--- begin ---
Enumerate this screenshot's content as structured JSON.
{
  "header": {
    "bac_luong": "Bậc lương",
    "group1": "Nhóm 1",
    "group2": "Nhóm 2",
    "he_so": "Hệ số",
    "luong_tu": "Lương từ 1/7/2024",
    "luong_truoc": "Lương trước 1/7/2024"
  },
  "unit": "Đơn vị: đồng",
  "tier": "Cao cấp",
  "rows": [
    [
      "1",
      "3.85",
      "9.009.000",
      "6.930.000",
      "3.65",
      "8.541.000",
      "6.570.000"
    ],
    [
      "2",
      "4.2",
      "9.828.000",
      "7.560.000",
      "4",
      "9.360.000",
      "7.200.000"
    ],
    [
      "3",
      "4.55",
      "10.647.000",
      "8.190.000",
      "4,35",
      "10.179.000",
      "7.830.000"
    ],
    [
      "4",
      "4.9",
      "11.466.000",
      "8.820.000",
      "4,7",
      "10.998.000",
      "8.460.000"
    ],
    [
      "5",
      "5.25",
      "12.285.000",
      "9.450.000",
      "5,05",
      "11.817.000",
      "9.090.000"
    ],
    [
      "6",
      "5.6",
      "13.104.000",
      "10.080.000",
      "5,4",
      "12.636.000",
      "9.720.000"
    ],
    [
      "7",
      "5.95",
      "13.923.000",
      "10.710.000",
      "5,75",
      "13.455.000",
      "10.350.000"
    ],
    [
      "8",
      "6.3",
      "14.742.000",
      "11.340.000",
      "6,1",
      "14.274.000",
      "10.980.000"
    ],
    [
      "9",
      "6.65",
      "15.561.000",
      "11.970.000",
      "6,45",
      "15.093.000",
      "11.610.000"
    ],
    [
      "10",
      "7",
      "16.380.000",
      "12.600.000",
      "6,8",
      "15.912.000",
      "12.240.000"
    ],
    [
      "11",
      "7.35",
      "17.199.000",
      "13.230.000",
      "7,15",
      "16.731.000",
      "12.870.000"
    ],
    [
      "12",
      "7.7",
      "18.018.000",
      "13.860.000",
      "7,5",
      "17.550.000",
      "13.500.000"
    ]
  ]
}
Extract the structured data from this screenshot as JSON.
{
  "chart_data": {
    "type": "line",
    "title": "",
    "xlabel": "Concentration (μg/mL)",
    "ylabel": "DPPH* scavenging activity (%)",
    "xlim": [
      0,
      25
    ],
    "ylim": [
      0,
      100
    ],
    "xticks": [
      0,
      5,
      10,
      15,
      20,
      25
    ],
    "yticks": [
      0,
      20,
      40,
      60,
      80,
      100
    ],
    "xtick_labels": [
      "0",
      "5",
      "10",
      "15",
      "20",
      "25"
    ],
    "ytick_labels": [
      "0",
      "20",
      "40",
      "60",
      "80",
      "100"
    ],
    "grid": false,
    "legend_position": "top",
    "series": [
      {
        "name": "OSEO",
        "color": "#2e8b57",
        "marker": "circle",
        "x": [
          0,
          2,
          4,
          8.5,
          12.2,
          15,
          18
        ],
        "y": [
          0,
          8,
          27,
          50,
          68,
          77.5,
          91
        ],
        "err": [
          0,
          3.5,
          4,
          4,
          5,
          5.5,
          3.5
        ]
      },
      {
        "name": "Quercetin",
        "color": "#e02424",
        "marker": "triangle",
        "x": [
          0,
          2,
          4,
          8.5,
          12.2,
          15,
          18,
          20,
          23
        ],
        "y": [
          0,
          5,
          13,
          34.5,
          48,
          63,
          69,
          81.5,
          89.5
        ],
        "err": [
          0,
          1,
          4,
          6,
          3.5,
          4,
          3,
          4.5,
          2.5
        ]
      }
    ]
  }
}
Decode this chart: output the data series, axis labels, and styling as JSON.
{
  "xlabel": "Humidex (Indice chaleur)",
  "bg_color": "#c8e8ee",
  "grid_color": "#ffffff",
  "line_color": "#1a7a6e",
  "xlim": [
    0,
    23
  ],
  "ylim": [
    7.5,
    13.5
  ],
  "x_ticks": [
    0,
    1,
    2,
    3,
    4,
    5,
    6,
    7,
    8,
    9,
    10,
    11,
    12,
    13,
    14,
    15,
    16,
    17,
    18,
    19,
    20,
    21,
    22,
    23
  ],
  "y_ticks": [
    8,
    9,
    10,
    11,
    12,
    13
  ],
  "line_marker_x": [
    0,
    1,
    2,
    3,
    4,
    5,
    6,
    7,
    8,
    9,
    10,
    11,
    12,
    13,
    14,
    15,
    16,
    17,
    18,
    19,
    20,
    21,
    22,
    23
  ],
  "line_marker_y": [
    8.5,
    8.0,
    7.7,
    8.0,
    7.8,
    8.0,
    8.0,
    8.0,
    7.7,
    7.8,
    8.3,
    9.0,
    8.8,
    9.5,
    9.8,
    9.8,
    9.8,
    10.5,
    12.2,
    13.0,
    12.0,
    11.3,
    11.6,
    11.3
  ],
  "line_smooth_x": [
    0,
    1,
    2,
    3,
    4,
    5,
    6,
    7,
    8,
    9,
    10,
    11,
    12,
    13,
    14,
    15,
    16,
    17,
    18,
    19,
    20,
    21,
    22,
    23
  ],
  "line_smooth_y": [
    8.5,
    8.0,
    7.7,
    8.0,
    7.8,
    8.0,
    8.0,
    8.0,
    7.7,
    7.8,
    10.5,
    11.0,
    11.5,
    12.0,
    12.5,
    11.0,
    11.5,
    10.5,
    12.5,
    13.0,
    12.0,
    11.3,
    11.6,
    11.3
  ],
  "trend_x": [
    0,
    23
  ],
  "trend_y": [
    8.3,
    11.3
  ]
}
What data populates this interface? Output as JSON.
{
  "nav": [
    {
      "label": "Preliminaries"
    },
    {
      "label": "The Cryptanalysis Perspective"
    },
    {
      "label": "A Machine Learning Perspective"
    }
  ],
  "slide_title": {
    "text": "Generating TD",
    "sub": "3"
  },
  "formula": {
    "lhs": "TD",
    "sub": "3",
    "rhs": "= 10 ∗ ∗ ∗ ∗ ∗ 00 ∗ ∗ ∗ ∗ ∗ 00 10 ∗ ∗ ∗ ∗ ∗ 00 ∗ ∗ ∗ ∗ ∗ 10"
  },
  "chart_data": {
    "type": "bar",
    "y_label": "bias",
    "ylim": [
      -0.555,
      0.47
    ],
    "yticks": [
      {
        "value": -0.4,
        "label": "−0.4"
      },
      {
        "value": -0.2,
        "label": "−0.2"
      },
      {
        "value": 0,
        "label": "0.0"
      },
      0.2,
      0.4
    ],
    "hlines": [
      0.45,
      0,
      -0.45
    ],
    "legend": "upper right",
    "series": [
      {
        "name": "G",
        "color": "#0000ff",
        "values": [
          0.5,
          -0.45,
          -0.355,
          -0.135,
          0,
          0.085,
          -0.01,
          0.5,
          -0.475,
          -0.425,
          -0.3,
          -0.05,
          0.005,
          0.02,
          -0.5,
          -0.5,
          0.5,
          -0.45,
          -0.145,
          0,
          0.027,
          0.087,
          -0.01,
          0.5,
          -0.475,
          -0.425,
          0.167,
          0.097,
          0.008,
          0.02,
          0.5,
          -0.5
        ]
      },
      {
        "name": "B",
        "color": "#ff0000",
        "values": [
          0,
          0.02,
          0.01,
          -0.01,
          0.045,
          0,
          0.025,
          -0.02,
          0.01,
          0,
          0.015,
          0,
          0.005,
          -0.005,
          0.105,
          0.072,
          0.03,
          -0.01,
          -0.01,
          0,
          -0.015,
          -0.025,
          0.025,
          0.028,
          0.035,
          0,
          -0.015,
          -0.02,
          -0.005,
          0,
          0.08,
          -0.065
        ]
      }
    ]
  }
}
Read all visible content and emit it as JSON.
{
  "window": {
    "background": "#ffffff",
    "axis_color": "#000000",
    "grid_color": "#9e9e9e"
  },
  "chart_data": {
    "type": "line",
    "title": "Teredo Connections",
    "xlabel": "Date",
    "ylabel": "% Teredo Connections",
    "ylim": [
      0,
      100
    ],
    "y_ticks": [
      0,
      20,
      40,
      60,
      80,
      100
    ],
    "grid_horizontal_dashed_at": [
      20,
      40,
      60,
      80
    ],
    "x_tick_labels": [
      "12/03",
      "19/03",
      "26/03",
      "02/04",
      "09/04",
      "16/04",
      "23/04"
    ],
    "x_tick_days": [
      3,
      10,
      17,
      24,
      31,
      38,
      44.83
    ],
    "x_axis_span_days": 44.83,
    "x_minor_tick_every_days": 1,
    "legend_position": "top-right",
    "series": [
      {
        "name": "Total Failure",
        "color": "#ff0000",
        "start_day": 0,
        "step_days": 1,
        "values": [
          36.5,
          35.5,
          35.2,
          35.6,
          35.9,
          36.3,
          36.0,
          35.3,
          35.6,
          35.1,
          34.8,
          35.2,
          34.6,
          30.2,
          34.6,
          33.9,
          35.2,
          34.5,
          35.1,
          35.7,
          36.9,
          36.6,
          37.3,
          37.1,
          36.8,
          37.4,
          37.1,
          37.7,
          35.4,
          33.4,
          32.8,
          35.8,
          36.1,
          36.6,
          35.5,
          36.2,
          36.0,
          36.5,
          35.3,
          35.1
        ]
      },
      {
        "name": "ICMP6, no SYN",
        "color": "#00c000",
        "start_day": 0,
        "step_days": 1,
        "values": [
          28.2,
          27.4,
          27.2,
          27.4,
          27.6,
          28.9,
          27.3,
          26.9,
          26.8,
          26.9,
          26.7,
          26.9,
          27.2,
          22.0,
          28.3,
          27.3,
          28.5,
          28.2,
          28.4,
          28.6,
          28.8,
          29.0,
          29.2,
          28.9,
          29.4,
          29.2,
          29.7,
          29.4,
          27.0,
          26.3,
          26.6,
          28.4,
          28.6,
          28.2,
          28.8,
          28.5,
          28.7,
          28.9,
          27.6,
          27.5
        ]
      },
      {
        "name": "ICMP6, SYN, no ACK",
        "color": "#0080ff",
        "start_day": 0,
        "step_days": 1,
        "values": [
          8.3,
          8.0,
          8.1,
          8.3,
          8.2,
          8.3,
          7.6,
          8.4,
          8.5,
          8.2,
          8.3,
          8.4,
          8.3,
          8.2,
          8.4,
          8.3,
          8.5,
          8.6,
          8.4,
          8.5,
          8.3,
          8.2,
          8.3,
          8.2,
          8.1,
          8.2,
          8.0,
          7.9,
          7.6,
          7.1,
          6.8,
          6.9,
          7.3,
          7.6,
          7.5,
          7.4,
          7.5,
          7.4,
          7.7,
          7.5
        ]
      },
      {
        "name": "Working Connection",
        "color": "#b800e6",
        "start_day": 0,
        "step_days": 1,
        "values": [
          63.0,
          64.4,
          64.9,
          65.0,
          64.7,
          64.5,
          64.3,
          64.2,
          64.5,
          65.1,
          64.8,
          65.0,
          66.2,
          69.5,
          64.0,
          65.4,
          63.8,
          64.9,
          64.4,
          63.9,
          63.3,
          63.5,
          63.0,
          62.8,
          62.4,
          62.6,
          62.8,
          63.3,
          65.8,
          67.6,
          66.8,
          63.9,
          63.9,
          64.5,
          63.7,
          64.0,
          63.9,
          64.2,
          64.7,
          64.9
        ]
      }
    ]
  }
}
--- end ---
From the listing above, copy all lines holding the word "content".

Enumerate this screenshot's content as structured JSON.
Read all visible content and emit it as JSON.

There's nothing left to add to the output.